= SHORT PROBLEM =
Which lines below hold the word "eight"? Copy all of them.

= MATERIALS PROVIDED =
····················

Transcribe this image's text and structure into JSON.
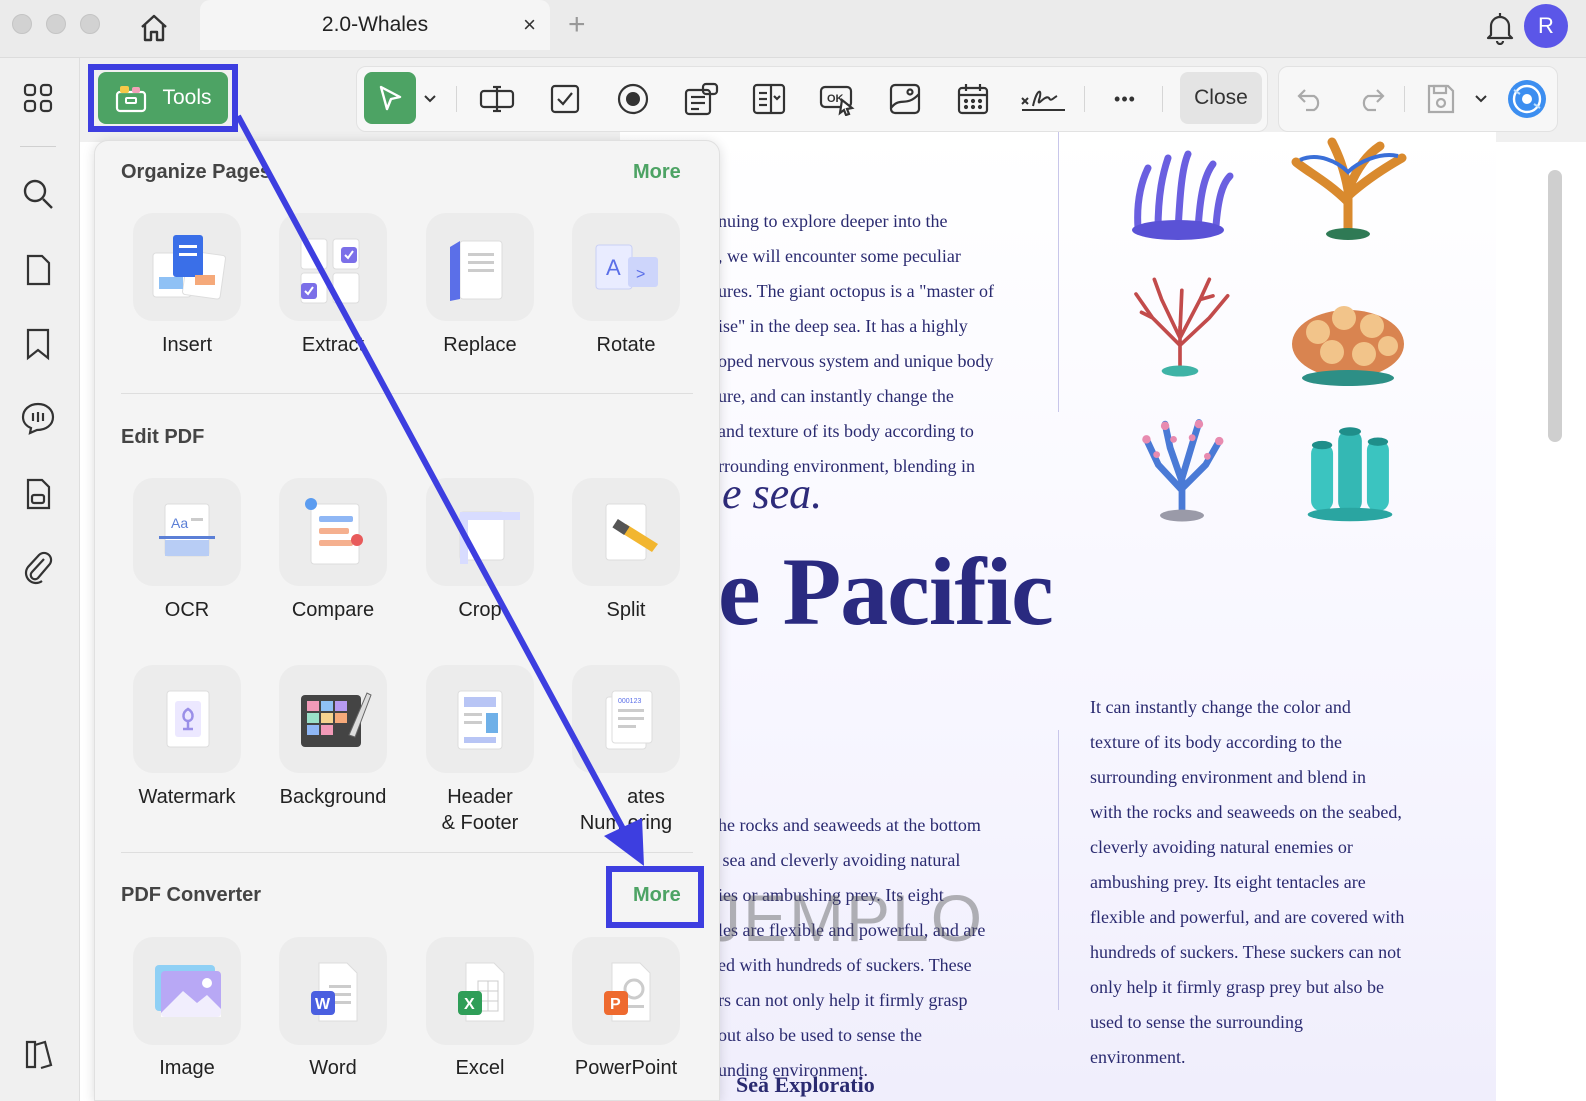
{
  "window": {
    "tab_title": "2.0-Whales",
    "tab_close": "×",
    "tab_add": "+",
    "avatar_initial": "R"
  },
  "toolbar": {
    "tools_label": "Tools",
    "close_label": "Close",
    "more_glyph": "•••",
    "icons": [
      "select-cursor-icon",
      "text-field-icon",
      "checkbox-icon",
      "radio-button-icon",
      "list-box-icon",
      "dropdown-field-icon",
      "ok-button-icon",
      "image-field-icon",
      "date-field-icon",
      "signature-icon",
      "undo-icon",
      "redo-icon",
      "save-icon",
      "ai-assistant-icon"
    ]
  },
  "left_rail": {
    "icons": [
      "grid-icon",
      "search-icon",
      "page-icon",
      "bookmark-icon",
      "comment-icon",
      "form-icon",
      "attachment-icon",
      "sidebar-toggle-icon"
    ]
  },
  "tools_panel": {
    "sections": [
      {
        "title": "Organize Pages",
        "more": "More",
        "items": [
          {
            "label": "Insert",
            "icon": "insert-pages-icon"
          },
          {
            "label": "Extract",
            "icon": "extract-pages-icon"
          },
          {
            "label": "Replace",
            "icon": "replace-pages-icon"
          },
          {
            "label": "Rotate",
            "icon": "rotate-pages-icon"
          }
        ]
      },
      {
        "title": "Edit PDF",
        "items": [
          {
            "label": "OCR",
            "icon": "ocr-icon"
          },
          {
            "label": "Compare",
            "icon": "compare-icon"
          },
          {
            "label": "Crop",
            "icon": "crop-icon"
          },
          {
            "label": "Split",
            "icon": "split-icon"
          },
          {
            "label": "Watermark",
            "icon": "watermark-icon"
          },
          {
            "label": "Background",
            "icon": "background-icon"
          },
          {
            "label": "Header\n& Footer",
            "label_line1": "Header",
            "label_line2": "& Footer",
            "icon": "header-footer-icon"
          },
          {
            "label": "Bates Numbering",
            "label_line1": "ates",
            "label_line2": "Num ering",
            "icon": "bates-numbering-icon"
          }
        ]
      },
      {
        "title": "PDF Converter",
        "more": "More",
        "items": [
          {
            "label": "Image",
            "icon": "image-convert-icon"
          },
          {
            "label": "Word",
            "icon": "word-convert-icon"
          },
          {
            "label": "Excel",
            "icon": "excel-convert-icon"
          },
          {
            "label": "PowerPoint",
            "icon": "powerpoint-convert-icon"
          }
        ]
      }
    ]
  },
  "document": {
    "para1": [
      "nuing to explore deeper into the",
      ", we will encounter some peculiar",
      "ures. The giant octopus is a \"master of",
      "ise\" in the deep sea. It has a highly",
      "oped nervous system and unique body",
      "ure, and can instantly change the",
      "and texture of its body according to",
      "rrounding environment, blending in"
    ],
    "heading_sea": "e sea.",
    "heading_pacific": "e Pacific",
    "para2": [
      "he rocks and seaweeds at the bottom",
      " sea and cleverly avoiding natural",
      "ies or ambushing prey. Its eight",
      "les are flexible and powerful, and are",
      "ed with hundreds of suckers. These",
      "rs can not only help it firmly grasp",
      "out also be used to sense the",
      "unding environment."
    ],
    "para3": [
      "It can instantly change the color and",
      "texture of its body according to the",
      "surrounding environment and blend in",
      "with the rocks and seaweeds on the seabed,",
      "cleverly avoiding natural enemies or",
      "ambushing prey. Its eight tentacles are",
      "flexible and powerful, and are covered with",
      "hundreds of suckers. These suckers can not",
      "only help it firmly grasp prey but also be",
      "used to sense the surrounding",
      "environment."
    ],
    "watermark": "JEMPLO",
    "footer_heading": "Sea Exploratio"
  },
  "colors": {
    "accent_green": "#4da364",
    "highlight_blue": "#3d3ee0",
    "doc_text": "#2a2a70"
  }
}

····················

= EXERCISE OUTPUT =
      "ies or ambushing prey. Its eight",
      "ambushing prey. Its eight tentacles are",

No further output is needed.